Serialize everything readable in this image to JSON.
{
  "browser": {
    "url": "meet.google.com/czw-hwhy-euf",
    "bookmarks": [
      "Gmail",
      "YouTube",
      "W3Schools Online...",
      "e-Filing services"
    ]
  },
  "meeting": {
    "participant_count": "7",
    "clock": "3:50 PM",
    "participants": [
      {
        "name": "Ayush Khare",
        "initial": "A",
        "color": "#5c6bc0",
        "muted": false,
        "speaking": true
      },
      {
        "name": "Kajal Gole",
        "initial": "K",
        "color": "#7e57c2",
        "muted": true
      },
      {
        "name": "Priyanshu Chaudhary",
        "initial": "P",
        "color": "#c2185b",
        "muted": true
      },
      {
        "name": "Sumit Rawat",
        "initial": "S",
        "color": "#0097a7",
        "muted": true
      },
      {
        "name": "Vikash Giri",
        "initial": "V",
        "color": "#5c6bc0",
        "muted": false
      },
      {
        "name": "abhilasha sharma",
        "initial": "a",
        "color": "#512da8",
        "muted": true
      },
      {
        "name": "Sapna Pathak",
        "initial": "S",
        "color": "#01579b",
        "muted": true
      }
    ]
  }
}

────────────────────────────────────────

# [REQUIREMENTS]
Extract the data in full. Keep it word for word.

# [CORRECT RESPONSE]
Serialize everything readable in this image to JSON.
{
  "browser": {
    "url": "meet.google.com/czw-hwhy-euf",
    "bookmarks": [
      "Gmail",
      "YouTube",
      "W3Schools Online...",
      "e-Filing services"
    ]
  },
  "meeting": {
    "participant_count": "7",
    "clock": "3:50 PM",
    "participants": [
      {
        "name": "Ayush Khare",
        "initial": "A",
        "color": "#5c6bc0",
        "muted": false,
        "speaking": true
      },
      {
        "name": "Kajal Gole",
        "initial": "K",
        "color": "#7e57c2",
        "muted": true
      },
      {
        "name": "Priyanshu Chaudhary",
        "initial": "P",
        "color": "#c2185b",
        "muted": true
      },
      {
        "name": "Sumit Rawat",
        "initial": "S",
        "color": "#0097a7",
        "muted": true
      },
      {
        "name": "Vikash Giri",
        "initial": "V",
        "color": "#5c6bc0",
        "muted": false
      },
      {
        "name": "abhilasha sharma",
        "initial": "a",
        "color": "#512da8",
        "muted": true
      },
      {
        "name": "Sapna Pathak",
        "initial": "S",
        "color": "#01579b",
        "muted": true
      }
    ]
  }
}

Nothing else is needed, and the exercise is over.